Request: Copy verbatim the lines below that run from the line with "Patent image size: (1033, 1122)." up to and including the line with "The common point 56 is at (492, 568).". Reproduce only those lines and nothing else from the rows.

▬▬▬

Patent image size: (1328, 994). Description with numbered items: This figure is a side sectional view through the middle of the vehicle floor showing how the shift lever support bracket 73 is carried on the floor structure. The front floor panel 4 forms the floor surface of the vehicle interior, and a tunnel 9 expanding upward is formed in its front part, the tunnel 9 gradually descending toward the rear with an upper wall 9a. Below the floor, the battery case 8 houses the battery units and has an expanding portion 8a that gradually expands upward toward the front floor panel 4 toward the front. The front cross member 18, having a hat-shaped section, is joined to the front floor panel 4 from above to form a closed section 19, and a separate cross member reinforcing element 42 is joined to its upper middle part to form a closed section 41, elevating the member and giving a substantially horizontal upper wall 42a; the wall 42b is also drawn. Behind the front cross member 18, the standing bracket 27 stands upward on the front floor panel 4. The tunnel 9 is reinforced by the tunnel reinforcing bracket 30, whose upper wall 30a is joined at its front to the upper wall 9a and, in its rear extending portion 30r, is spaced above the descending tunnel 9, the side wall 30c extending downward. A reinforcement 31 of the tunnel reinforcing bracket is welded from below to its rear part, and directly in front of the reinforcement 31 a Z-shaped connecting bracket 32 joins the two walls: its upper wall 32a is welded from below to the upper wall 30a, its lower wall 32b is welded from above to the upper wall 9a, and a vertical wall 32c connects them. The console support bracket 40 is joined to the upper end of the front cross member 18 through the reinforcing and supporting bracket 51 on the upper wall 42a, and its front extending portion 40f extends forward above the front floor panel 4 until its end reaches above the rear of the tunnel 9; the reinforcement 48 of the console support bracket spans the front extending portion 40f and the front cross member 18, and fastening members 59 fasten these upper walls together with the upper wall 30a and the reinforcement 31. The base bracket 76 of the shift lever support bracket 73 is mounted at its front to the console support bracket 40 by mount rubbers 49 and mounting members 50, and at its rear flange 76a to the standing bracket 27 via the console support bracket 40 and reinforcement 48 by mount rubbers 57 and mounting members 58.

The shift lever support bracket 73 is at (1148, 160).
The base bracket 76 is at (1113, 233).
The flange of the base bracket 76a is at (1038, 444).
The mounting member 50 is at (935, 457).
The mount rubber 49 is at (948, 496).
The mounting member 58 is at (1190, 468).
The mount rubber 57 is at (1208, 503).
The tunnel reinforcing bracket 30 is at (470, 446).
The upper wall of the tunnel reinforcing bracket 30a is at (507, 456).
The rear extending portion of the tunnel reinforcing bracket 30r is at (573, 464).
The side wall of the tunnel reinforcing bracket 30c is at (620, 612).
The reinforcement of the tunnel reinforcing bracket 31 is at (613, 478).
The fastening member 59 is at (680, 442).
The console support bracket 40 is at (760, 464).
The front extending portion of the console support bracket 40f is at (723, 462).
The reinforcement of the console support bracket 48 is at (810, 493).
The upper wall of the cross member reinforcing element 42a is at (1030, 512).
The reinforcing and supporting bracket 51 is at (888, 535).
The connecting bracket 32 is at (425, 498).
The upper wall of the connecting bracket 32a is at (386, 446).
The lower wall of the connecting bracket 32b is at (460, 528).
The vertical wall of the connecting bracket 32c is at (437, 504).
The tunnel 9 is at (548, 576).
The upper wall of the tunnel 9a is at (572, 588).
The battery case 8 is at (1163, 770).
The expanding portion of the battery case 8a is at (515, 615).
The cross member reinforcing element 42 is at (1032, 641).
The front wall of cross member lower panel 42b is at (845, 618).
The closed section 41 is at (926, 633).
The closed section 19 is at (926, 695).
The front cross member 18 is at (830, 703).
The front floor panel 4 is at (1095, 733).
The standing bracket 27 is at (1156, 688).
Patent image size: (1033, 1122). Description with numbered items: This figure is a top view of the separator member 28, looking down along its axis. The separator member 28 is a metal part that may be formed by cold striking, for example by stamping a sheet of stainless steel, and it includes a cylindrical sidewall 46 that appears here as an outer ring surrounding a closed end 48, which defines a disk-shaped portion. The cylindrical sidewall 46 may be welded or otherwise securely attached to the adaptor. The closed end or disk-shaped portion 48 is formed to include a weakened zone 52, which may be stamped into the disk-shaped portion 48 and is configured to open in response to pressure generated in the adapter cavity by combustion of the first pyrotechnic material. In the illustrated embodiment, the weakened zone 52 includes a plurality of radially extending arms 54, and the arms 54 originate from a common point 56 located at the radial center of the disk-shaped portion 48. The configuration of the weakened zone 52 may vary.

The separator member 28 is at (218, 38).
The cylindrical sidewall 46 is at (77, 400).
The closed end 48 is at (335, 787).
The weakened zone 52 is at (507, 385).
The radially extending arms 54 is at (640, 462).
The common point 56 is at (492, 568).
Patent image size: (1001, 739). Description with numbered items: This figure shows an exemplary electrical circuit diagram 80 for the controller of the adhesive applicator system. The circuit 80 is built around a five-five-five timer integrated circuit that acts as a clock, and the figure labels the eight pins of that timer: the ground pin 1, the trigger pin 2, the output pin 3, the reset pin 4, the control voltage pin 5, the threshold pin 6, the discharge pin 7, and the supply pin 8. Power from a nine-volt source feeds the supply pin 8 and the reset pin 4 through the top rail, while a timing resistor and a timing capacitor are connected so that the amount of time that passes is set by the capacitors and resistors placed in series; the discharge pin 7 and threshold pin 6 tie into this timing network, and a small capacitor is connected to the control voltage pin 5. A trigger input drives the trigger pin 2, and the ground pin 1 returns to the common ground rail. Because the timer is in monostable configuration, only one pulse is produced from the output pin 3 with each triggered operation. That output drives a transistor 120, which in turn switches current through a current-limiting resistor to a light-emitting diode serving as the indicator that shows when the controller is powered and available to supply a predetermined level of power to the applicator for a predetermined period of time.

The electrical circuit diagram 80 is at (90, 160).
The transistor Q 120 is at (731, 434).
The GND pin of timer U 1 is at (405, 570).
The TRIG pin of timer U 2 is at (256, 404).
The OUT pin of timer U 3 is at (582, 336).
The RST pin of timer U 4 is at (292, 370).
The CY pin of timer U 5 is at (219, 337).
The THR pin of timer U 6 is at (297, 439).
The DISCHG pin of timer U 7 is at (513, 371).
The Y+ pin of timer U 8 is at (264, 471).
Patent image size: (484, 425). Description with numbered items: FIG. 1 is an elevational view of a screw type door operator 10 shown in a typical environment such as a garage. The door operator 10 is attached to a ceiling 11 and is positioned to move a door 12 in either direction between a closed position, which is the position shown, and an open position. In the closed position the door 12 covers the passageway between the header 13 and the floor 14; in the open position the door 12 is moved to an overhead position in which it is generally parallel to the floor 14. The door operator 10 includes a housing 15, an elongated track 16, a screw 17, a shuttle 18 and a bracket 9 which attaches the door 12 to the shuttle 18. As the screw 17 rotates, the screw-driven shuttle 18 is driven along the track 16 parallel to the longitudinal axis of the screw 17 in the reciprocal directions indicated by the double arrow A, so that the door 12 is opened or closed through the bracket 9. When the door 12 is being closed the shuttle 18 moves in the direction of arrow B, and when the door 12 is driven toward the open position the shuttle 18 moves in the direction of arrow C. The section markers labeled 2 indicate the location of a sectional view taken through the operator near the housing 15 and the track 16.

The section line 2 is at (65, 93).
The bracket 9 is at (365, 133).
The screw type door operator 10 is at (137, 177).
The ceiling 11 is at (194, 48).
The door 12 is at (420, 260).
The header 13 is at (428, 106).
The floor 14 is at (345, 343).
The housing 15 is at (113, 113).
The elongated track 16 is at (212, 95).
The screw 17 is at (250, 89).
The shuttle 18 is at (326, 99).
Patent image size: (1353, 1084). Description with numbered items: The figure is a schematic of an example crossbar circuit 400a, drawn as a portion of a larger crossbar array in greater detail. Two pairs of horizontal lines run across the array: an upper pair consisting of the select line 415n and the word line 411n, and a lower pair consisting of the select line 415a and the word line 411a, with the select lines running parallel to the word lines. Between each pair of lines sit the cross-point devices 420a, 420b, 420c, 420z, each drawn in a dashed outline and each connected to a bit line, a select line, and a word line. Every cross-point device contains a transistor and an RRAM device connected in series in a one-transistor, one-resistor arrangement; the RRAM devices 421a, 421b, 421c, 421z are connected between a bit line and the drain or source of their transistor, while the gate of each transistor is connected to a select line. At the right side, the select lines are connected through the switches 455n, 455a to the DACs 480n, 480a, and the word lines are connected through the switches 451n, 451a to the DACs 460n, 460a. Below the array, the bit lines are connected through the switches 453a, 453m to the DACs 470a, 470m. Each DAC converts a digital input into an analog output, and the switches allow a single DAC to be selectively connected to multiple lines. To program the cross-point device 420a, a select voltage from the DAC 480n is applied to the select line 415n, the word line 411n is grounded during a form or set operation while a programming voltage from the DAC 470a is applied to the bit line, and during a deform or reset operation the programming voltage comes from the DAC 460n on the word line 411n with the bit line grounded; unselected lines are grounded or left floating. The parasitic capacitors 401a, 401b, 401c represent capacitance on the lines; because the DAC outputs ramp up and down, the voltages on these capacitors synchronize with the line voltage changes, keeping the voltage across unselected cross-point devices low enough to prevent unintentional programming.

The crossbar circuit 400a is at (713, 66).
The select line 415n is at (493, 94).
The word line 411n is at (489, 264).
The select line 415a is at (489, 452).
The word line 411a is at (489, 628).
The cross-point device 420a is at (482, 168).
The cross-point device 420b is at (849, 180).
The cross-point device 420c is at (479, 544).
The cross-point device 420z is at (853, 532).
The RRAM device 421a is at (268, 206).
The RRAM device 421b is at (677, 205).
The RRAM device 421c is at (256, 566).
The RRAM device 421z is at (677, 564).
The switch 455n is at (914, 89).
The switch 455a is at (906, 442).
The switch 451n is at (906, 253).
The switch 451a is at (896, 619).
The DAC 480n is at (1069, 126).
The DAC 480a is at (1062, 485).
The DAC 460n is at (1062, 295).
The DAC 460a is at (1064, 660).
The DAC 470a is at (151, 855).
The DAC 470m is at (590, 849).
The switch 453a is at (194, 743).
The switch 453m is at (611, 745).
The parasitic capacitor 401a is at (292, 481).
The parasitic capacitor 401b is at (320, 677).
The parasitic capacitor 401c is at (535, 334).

▬▬▬

Complete output:
Patent image size: (1033, 1122). Description with numbered items: This figure is a top view of the separator member 28, looking down along its axis. The separator member 28 is a metal part that may be formed by cold striking, for example by stamping a sheet of stainless steel, and it includes a cylindrical sidewall 46 that appears here as an outer ring surrounding a closed end 48, which defines a disk-shaped portion. The cylindrical sidewall 46 may be welded or otherwise securely attached to the adaptor. The closed end or disk-shaped portion 48 is formed to include a weakened zone 52, which may be stamped into the disk-shaped portion 48 and is configured to open in response to pressure generated in the adapter cavity by combustion of the first pyrotechnic material. In the illustrated embodiment, the weakened zone 52 includes a plurality of radially extending arms 54, and the arms 54 originate from a common point 56 located at the radial center of the disk-shaped portion 48. The configuration of the weakened zone 52 may vary.

The separator member 28 is at (218, 38).
The cylindrical sidewall 46 is at (77, 400).
The closed end 48 is at (335, 787).
The weakened zone 52 is at (507, 385).
The radially extending arms 54 is at (640, 462).
The common point 56 is at (492, 568).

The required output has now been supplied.